Which of the lines below contain the string "right"? Extract each such line in full.

(Visual layout records)
────────

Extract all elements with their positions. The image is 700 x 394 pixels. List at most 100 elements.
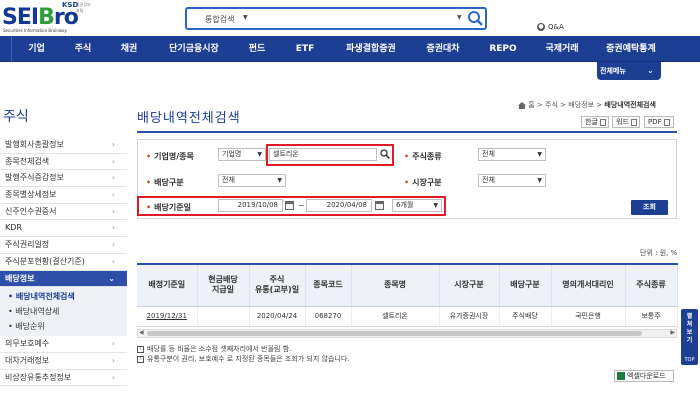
dropdown-arrow-icon[interactable]: ▼ [457, 14, 462, 21]
scroll-left-icon[interactable]: ◀ [139, 329, 144, 336]
scroll-thumb[interactable] [147, 331, 642, 336]
sidebar-item[interactable]: 발행주식증감정보 › [0, 170, 127, 188]
sidebar-item[interactable]: 주식분포현황(결산기준) › [0, 254, 127, 271]
sidebar-item[interactable]: 비상장유통추정정보 › [0, 370, 127, 387]
search-icon[interactable] [467, 10, 484, 27]
sidebar-item[interactable]: 주식권리일정 › [0, 237, 127, 254]
col-header[interactable]: 종목코드 [305, 263, 352, 307]
search-category[interactable]: 통합검색 [205, 14, 234, 25]
dividend-table: 배정기준일 현금배당 지급일 주식 유통(교부)일 종목코드 종목명 시장구분 배당… [137, 263, 678, 327]
dividend-type-select[interactable]: 전체 ▼ [218, 174, 286, 187]
logo-subtitle: 증권정보포털 [76, 2, 91, 13]
chevron-right-icon: › [111, 140, 115, 149]
qna-link[interactable]: ● Q&A [537, 23, 564, 31]
caret-down-icon[interactable]: ▼ [243, 14, 248, 21]
nav-money-market[interactable]: 단기금융시장 [153, 36, 235, 62]
col-header[interactable]: 현금배당 지급일 [197, 263, 250, 307]
word-label: 워드 [616, 118, 629, 126]
all-menu-button[interactable]: 전체메뉴 ⌄ [597, 62, 661, 80]
nav-fund[interactable]: 펀드 [235, 36, 279, 62]
search-input[interactable] [257, 12, 452, 26]
breadcrumb-home[interactable]: 홈 [528, 101, 534, 109]
date-to-input[interactable]: 2020/04/08 [306, 199, 372, 212]
col-header[interactable]: 주식 유통(교부)일 [249, 263, 306, 307]
breadcrumb-level2[interactable]: 배당정보 [568, 101, 594, 109]
cell-stock-issue-date: 2020/04/24 [249, 306, 306, 327]
col-header[interactable]: 배정기준일 [137, 263, 198, 307]
info-icon: ! [137, 355, 144, 363]
cell-record-date[interactable]: 2019/12/31 [137, 306, 198, 327]
horizontal-scrollbar[interactable]: ◀ ▶ [137, 329, 677, 338]
sidebar-item-label: 대차거래정보 [5, 355, 50, 365]
chevron-right-icon: › [111, 372, 115, 382]
global-search: 통합검색 ▼ ▼ [185, 7, 487, 30]
breadcrumb-level1[interactable]: 주식 [545, 101, 558, 109]
sidebar-item-label: 발행주식증감정보 [5, 173, 64, 183]
sidebar-item[interactable]: KDR › [0, 220, 127, 238]
sidebar-item-label: 주식권리일정 [5, 240, 50, 250]
caret-down-icon: ▼ [277, 177, 282, 184]
company-input[interactable]: 셀트리온 [269, 148, 377, 161]
submenu-dividend-detail[interactable]: • 배당내역상세 [0, 304, 127, 319]
excel-download-button[interactable]: 엑셀다운로드 [614, 370, 674, 382]
floating-quick-menu[interactable]: 펼쳐보기 TOP [681, 309, 698, 365]
submenu-dividend-search[interactable]: • 배당내역전체검색 [0, 289, 127, 304]
col-header[interactable]: 종목명 [351, 263, 440, 307]
calendar-icon[interactable] [375, 201, 384, 210]
chevron-right-icon: › [111, 173, 115, 183]
cell-code: 068270 [305, 306, 352, 327]
nav-stock[interactable]: 주식 [61, 36, 105, 62]
sidebar-item[interactable]: 종목전체검색 › [0, 154, 127, 171]
calendar-icon[interactable] [285, 201, 294, 210]
nav-bond[interactable]: 채권 [105, 36, 153, 62]
nav-derivative[interactable]: 파생결합증권 [331, 36, 411, 62]
sidebar-item-label: 신주인수권증서 [5, 206, 57, 216]
seibro-logo[interactable]: SEIBro KSD 증권정보포털 Securities Information… [2, 1, 94, 33]
sidebar-item-label: 종목별상세정보 [5, 190, 57, 200]
nav-statistics[interactable]: 증권예탁통계 [593, 36, 669, 62]
floating-label: 펼쳐보기 [686, 313, 693, 344]
submenu-dividend-rank[interactable]: • 배당순위 [0, 319, 127, 334]
sidebar-item[interactable]: 발행회사총괄정보 › [0, 137, 127, 154]
dividend-type-label: • 배당구분 [146, 178, 184, 187]
sidebar-item-dividend[interactable]: 배당정보 ⌄ [0, 270, 127, 288]
sidebar-item[interactable]: 의무보호예수 › [0, 336, 127, 353]
search-icon[interactable] [380, 149, 390, 159]
sidebar-item[interactable]: 신주인수권증서 › [0, 204, 127, 221]
nav-etf[interactable]: ETF [279, 36, 331, 62]
company-type-select[interactable]: 기업명 ▼ [218, 148, 266, 161]
title-divider [137, 131, 677, 133]
breadcrumb: 홈 > 주식 > 배당정보 > 배당내역전체검색 [518, 100, 656, 110]
nav-international[interactable]: 국제거래 [531, 36, 593, 62]
caret-down-icon: ▼ [257, 151, 262, 158]
col-header[interactable]: 시장구분 [439, 263, 500, 307]
nav-repo[interactable]: REPO [475, 36, 531, 62]
market-select[interactable]: 전체 ▼ [478, 174, 546, 187]
pdf-label: PDF [648, 118, 662, 126]
col-header[interactable]: 배당구분 [499, 263, 552, 307]
caret-down-icon: ▼ [537, 151, 542, 158]
col-header[interactable]: 주식종류 [625, 263, 678, 307]
stock-kind-label: • 주식종류 [404, 152, 442, 161]
chevron-right-icon: › [111, 206, 115, 216]
sidebar-item[interactable]: 대차거래정보 › [0, 353, 127, 370]
qna-icon: ● [537, 23, 545, 31]
sidebar-item[interactable]: 종목별상세정보 › [0, 187, 127, 204]
scroll-right-icon[interactable]: ▶ [670, 329, 675, 336]
home-icon[interactable] [518, 101, 526, 109]
date-from-input[interactable]: 2019/10/08 [218, 199, 283, 212]
hangul-export-button[interactable]: 한글 [581, 116, 609, 128]
word-export-button[interactable]: 워드 [612, 116, 640, 128]
nav-lending[interactable]: 증권대차 [411, 36, 475, 62]
period-select[interactable]: 6개월 ▼ [392, 199, 442, 212]
pdf-export-button[interactable]: PDF [644, 116, 674, 128]
top-button[interactable]: TOP [681, 357, 698, 363]
sidebar-item-label: 주식분포현황(결산기준) [5, 256, 85, 266]
stock-kind-select[interactable]: 전체 ▼ [478, 148, 546, 161]
qna-label: Q&A [548, 23, 564, 31]
date-separator: ~ [298, 201, 305, 210]
nav-company[interactable]: 기업 [11, 36, 61, 62]
search-submit-button[interactable]: 조회 [631, 200, 668, 215]
chevron-down-icon: ⌄ [647, 66, 654, 75]
col-header[interactable]: 명의개서대리인 [551, 263, 626, 307]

────────

▶ Output for this exercise:
chevron-right-icon: › [111, 140, 115, 149]
chevron-right-icon: › [111, 372, 115, 382]
chevron-right-icon: › [111, 173, 115, 183]
chevron-right-icon: › [111, 206, 115, 216]
scroll-right-icon[interactable]: ▶ [670, 329, 675, 336]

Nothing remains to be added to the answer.